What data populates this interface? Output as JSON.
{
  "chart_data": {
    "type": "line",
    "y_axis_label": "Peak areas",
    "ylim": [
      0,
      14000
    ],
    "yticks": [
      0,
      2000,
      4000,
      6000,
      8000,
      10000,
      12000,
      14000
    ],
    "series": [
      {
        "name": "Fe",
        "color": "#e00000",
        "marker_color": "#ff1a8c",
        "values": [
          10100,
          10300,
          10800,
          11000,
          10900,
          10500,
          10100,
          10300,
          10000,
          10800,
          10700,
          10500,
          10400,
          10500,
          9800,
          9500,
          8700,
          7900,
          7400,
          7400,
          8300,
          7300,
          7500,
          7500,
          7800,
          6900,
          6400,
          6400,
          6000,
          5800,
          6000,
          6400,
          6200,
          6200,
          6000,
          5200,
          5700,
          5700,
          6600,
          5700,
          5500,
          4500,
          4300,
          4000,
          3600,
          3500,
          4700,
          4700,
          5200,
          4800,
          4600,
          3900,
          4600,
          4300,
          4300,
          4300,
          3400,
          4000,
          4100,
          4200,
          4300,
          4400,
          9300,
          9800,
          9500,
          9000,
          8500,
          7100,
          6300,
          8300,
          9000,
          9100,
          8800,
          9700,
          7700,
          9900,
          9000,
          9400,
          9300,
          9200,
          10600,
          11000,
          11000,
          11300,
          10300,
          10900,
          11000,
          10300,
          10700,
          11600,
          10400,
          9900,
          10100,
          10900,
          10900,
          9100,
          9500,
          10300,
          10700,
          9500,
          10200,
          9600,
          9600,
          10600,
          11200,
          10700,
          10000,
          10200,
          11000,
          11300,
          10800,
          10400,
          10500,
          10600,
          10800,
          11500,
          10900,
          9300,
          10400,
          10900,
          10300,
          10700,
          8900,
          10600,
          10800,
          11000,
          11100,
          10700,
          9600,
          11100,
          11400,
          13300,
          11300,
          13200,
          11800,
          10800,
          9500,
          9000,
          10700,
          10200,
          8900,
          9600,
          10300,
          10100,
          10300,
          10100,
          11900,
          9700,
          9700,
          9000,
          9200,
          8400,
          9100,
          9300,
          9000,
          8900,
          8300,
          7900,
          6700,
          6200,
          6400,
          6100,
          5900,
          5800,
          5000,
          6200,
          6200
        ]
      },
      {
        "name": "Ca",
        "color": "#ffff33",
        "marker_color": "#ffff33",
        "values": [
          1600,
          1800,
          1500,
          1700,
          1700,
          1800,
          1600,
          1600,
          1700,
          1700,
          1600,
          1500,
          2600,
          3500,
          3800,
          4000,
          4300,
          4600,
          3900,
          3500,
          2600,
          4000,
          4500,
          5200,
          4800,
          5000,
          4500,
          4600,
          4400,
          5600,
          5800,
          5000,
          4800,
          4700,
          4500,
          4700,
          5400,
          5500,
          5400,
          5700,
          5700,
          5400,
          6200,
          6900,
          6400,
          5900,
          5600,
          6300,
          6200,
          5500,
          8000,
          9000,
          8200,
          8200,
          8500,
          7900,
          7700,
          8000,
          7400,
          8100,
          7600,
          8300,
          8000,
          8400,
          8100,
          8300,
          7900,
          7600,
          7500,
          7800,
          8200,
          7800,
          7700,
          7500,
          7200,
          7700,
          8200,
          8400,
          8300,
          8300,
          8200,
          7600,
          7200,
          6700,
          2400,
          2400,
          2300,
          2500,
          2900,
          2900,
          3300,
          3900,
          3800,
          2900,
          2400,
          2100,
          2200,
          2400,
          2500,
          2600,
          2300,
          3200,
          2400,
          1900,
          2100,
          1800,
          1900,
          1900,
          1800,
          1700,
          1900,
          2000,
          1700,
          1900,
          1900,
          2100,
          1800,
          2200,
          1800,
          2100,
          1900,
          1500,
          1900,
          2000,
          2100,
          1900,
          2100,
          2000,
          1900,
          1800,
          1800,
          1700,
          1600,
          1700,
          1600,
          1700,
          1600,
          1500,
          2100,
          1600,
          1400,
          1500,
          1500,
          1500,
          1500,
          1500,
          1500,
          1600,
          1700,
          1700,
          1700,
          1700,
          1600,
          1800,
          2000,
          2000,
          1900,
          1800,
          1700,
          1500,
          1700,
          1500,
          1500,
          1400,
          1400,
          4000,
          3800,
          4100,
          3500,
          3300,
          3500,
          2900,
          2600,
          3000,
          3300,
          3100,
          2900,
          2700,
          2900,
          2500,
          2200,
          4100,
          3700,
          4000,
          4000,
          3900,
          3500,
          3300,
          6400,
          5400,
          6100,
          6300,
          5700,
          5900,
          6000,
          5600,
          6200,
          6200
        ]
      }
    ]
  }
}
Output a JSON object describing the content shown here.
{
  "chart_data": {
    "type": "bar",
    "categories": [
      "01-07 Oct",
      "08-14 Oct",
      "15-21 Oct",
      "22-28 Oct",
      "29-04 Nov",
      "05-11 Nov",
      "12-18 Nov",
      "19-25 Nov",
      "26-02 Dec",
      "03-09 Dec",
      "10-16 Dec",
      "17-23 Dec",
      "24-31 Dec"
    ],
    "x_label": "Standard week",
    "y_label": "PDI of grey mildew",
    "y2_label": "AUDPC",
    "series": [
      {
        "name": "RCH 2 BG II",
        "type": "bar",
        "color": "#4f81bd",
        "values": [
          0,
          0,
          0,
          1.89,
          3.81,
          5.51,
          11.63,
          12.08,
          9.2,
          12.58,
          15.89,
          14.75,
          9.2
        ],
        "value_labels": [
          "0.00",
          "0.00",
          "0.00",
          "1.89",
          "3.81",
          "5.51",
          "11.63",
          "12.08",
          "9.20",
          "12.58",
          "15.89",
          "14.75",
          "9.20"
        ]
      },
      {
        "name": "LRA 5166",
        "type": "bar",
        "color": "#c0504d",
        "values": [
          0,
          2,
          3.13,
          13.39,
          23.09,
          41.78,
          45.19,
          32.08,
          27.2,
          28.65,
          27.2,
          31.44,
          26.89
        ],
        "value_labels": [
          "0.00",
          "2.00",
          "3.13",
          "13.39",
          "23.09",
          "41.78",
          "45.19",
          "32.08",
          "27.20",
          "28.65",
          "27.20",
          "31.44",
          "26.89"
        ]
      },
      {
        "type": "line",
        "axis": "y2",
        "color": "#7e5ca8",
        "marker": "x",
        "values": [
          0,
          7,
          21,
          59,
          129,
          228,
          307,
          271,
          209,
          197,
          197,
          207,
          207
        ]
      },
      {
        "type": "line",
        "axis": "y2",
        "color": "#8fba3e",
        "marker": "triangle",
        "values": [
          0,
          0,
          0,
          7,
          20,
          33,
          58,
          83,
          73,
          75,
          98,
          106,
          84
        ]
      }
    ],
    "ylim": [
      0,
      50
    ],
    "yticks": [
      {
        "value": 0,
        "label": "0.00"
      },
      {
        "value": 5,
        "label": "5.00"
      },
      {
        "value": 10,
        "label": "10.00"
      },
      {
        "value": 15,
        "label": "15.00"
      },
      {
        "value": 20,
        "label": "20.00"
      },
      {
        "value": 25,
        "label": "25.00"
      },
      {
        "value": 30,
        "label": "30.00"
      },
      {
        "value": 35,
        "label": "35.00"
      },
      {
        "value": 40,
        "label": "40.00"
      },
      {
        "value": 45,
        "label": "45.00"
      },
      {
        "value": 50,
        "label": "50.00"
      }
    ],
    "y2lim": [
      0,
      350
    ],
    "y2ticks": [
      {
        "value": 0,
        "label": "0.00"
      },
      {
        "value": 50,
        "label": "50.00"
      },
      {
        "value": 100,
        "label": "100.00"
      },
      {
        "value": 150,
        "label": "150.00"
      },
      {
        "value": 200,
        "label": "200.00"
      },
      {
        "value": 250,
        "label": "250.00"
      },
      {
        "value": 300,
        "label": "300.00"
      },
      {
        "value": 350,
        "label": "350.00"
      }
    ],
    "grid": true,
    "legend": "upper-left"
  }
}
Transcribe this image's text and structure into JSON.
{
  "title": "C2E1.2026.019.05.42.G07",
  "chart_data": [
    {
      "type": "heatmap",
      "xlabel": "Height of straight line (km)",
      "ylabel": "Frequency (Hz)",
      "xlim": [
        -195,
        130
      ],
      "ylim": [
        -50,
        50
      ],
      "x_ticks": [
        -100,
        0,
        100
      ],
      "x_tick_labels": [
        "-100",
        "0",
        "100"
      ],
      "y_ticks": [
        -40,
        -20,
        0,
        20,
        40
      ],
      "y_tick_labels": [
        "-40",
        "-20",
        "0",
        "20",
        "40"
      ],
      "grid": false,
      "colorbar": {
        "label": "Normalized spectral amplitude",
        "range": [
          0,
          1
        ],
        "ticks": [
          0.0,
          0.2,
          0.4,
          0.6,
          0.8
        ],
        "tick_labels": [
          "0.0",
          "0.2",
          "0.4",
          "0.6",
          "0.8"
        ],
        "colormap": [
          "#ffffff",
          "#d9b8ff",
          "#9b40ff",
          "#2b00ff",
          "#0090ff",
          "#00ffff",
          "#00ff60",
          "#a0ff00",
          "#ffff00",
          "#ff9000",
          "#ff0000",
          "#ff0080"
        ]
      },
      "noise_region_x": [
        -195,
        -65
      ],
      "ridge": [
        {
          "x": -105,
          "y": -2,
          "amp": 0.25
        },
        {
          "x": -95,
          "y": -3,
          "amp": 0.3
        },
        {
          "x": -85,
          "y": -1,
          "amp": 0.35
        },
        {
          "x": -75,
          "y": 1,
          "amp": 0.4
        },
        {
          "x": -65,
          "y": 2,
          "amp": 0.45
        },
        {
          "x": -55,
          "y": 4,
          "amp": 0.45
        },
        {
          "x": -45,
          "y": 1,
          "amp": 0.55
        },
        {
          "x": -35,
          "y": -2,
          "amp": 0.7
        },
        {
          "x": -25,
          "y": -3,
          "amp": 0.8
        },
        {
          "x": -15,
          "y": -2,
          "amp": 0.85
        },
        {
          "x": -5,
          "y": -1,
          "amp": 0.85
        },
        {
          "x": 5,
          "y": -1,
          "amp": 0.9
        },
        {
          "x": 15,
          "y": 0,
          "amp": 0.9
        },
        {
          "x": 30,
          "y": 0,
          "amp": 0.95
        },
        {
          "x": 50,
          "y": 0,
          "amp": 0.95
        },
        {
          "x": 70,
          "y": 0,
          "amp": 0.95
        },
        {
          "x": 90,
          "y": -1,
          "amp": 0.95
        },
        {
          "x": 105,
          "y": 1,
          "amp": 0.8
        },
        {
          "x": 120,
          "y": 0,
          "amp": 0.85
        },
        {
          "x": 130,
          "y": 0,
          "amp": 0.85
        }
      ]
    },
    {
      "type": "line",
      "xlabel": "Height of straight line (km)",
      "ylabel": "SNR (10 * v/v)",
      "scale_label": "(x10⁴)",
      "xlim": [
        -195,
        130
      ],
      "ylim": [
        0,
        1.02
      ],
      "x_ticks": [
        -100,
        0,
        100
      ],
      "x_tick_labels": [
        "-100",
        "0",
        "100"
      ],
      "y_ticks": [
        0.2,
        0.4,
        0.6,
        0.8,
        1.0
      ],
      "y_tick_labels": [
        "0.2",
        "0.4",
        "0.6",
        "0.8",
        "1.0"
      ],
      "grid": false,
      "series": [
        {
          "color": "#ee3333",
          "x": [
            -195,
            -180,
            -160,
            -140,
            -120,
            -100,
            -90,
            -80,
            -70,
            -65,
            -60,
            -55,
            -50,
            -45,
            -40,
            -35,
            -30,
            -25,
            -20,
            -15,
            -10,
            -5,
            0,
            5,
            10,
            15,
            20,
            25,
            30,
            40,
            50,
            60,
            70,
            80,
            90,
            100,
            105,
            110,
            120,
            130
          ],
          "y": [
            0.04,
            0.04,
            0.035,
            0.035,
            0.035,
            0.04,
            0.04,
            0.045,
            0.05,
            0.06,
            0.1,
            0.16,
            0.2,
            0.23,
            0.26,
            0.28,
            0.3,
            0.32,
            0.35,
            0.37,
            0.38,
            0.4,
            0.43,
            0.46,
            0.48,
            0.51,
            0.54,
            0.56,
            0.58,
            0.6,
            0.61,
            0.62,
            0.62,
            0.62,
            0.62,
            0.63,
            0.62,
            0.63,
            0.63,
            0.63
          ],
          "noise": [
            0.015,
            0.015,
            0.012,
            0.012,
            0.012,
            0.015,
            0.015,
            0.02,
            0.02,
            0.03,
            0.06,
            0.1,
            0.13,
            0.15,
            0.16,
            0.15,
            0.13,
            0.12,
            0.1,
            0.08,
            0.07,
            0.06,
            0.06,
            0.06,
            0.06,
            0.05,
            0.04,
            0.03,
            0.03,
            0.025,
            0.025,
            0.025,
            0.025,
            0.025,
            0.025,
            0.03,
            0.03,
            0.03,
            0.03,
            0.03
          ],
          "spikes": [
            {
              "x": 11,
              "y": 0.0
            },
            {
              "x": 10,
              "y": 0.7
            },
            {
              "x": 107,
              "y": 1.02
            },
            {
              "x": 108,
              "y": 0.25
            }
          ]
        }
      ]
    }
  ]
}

_WHAT YOU HAVE TO DO_
Out of the material above, select every line that holds the string "type".

_CORRECT RESULT_
    "type": "line",
    "type": "bar",
        "type": "bar",
        "type": "bar",
        "type": "line",
        "type": "line",
      "type": "heatmap",
      "type": "line",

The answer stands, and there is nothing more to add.